* _Aim of the exercise_
Write out the material exactly, leaving every picture behind.

* _Given data_

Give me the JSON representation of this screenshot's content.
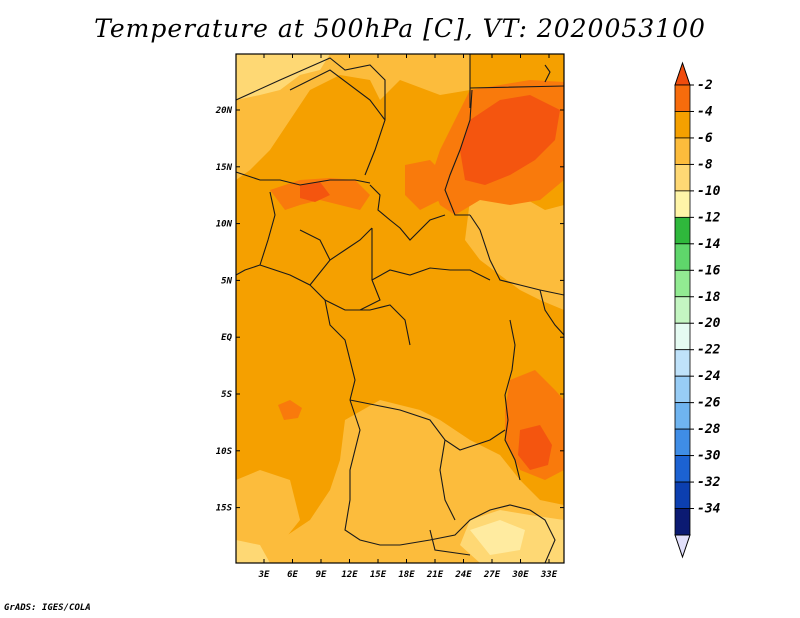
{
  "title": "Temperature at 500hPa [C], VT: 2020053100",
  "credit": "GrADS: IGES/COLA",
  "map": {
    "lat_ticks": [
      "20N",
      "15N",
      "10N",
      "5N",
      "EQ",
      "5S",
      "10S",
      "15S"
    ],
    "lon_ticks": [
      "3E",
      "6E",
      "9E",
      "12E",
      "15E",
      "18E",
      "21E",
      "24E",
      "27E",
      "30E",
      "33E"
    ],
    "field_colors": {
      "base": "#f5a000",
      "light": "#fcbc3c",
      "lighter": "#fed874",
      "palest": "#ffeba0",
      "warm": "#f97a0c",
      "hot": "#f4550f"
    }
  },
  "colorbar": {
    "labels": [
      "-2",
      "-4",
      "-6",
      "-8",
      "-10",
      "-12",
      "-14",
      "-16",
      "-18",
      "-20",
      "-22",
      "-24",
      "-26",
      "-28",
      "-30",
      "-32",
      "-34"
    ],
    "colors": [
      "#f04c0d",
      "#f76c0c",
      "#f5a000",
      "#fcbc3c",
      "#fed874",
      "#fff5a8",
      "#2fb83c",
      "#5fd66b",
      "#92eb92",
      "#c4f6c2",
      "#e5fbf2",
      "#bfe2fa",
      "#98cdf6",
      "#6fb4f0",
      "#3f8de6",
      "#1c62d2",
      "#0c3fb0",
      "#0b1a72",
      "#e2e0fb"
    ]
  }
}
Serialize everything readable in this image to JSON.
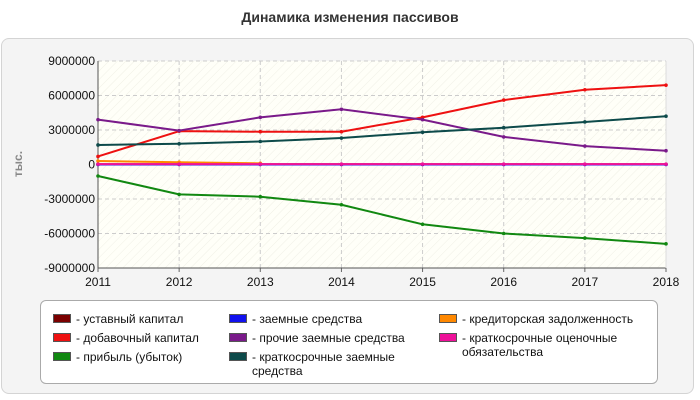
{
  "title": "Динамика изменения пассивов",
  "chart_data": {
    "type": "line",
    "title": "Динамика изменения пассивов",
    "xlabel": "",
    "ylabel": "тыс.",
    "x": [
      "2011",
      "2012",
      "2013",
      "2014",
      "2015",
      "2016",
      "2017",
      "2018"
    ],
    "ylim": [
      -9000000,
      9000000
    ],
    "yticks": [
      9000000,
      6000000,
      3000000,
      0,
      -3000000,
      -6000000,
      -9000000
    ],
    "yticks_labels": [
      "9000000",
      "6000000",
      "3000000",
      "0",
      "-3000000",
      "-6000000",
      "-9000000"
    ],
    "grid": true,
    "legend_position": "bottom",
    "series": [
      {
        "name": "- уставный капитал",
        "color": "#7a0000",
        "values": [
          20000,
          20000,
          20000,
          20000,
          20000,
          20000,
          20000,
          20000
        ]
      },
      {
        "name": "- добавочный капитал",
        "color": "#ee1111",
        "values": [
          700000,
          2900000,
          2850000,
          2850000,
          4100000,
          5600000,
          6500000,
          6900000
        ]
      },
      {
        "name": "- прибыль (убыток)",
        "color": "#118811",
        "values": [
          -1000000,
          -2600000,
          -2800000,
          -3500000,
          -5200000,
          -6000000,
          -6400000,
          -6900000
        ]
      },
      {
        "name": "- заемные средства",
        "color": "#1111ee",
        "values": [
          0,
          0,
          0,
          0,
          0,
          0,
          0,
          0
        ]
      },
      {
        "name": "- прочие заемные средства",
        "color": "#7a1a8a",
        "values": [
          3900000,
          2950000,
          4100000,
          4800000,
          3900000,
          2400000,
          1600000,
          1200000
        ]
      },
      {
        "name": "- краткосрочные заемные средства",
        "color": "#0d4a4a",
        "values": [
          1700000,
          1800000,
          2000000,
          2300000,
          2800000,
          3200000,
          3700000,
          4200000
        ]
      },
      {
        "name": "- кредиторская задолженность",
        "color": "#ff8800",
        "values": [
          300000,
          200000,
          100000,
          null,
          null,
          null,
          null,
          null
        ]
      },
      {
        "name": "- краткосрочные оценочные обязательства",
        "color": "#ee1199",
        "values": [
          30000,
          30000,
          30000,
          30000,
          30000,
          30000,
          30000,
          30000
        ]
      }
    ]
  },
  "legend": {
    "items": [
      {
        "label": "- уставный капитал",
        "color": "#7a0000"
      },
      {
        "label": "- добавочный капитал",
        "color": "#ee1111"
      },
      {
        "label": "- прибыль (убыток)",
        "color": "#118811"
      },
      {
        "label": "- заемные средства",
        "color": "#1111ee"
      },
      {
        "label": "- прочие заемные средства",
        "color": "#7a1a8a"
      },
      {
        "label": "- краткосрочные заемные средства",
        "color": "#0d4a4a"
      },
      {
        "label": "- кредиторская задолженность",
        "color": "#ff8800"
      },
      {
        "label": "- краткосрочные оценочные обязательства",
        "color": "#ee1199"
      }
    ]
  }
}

* _Output below_
Give me the JSON representation of this screenshot's content.
{
  "title": "Temperature at 500hPa [C], VT: 2020053100",
  "credit": "GrADS: IGES/COLA",
  "map": {
    "lat_ticks": [
      "20N",
      "15N",
      "10N",
      "5N",
      "EQ",
      "5S",
      "10S",
      "15S"
    ],
    "lon_ticks": [
      "3E",
      "6E",
      "9E",
      "12E",
      "15E",
      "18E",
      "21E",
      "24E",
      "27E",
      "30E",
      "33E"
    ],
    "field_colors": {
      "base": "#f5a000",
      "light": "#fcbc3c",
      "lighter": "#fed874",
      "palest": "#ffeba0",
      "warm": "#f97a0c",
      "hot": "#f4550f"
    }
  },
  "colorbar": {
    "labels": [
      "-2",
      "-4",
      "-6",
      "-8",
      "-10",
      "-12",
      "-14",
      "-16",
      "-18",
      "-20",
      "-22",
      "-24",
      "-26",
      "-28",
      "-30",
      "-32",
      "-34"
    ],
    "colors": [
      "#f04c0d",
      "#f76c0c",
      "#f5a000",
      "#fcbc3c",
      "#fed874",
      "#fff5a8",
      "#2fb83c",
      "#5fd66b",
      "#92eb92",
      "#c4f6c2",
      "#e5fbf2",
      "#bfe2fa",
      "#98cdf6",
      "#6fb4f0",
      "#3f8de6",
      "#1c62d2",
      "#0c3fb0",
      "#0b1a72",
      "#e2e0fb"
    ]
  }
}
Serialize everything readable in this image to JSON.
{
  "title": "Динамика изменения пассивов",
  "chart_data": {
    "type": "line",
    "title": "Динамика изменения пассивов",
    "xlabel": "",
    "ylabel": "тыс.",
    "x": [
      "2011",
      "2012",
      "2013",
      "2014",
      "2015",
      "2016",
      "2017",
      "2018"
    ],
    "ylim": [
      -9000000,
      9000000
    ],
    "yticks": [
      9000000,
      6000000,
      3000000,
      0,
      -3000000,
      -6000000,
      -9000000
    ],
    "yticks_labels": [
      "9000000",
      "6000000",
      "3000000",
      "0",
      "-3000000",
      "-6000000",
      "-9000000"
    ],
    "grid": true,
    "legend_position": "bottom",
    "series": [
      {
        "name": "- уставный капитал",
        "color": "#7a0000",
        "values": [
          20000,
          20000,
          20000,
          20000,
          20000,
          20000,
          20000,
          20000
        ]
      },
      {
        "name": "- добавочный капитал",
        "color": "#ee1111",
        "values": [
          700000,
          2900000,
          2850000,
          2850000,
          4100000,
          5600000,
          6500000,
          6900000
        ]
      },
      {
        "name": "- прибыль (убыток)",
        "color": "#118811",
        "values": [
          -1000000,
          -2600000,
          -2800000,
          -3500000,
          -5200000,
          -6000000,
          -6400000,
          -6900000
        ]
      },
      {
        "name": "- заемные средства",
        "color": "#1111ee",
        "values": [
          0,
          0,
          0,
          0,
          0,
          0,
          0,
          0
        ]
      },
      {
        "name": "- прочие заемные средства",
        "color": "#7a1a8a",
        "values": [
          3900000,
          2950000,
          4100000,
          4800000,
          3900000,
          2400000,
          1600000,
          1200000
        ]
      },
      {
        "name": "- краткосрочные заемные средства",
        "color": "#0d4a4a",
        "values": [
          1700000,
          1800000,
          2000000,
          2300000,
          2800000,
          3200000,
          3700000,
          4200000
        ]
      },
      {
        "name": "- кредиторская задолженность",
        "color": "#ff8800",
        "values": [
          300000,
          200000,
          100000,
          null,
          null,
          null,
          null,
          null
        ]
      },
      {
        "name": "- краткосрочные оценочные обязательства",
        "color": "#ee1199",
        "values": [
          30000,
          30000,
          30000,
          30000,
          30000,
          30000,
          30000,
          30000
        ]
      }
    ]
  },
  "legend": {
    "items": [
      {
        "label": "- уставный капитал",
        "color": "#7a0000"
      },
      {
        "label": "- добавочный капитал",
        "color": "#ee1111"
      },
      {
        "label": "- прибыль (убыток)",
        "color": "#118811"
      },
      {
        "label": "- заемные средства",
        "color": "#1111ee"
      },
      {
        "label": "- прочие заемные средства",
        "color": "#7a1a8a"
      },
      {
        "label": "- краткосрочные заемные средства",
        "color": "#0d4a4a"
      },
      {
        "label": "- кредиторская задолженность",
        "color": "#ff8800"
      },
      {
        "label": "- краткосрочные оценочные обязательства",
        "color": "#ee1199"
      }
    ]
  }
}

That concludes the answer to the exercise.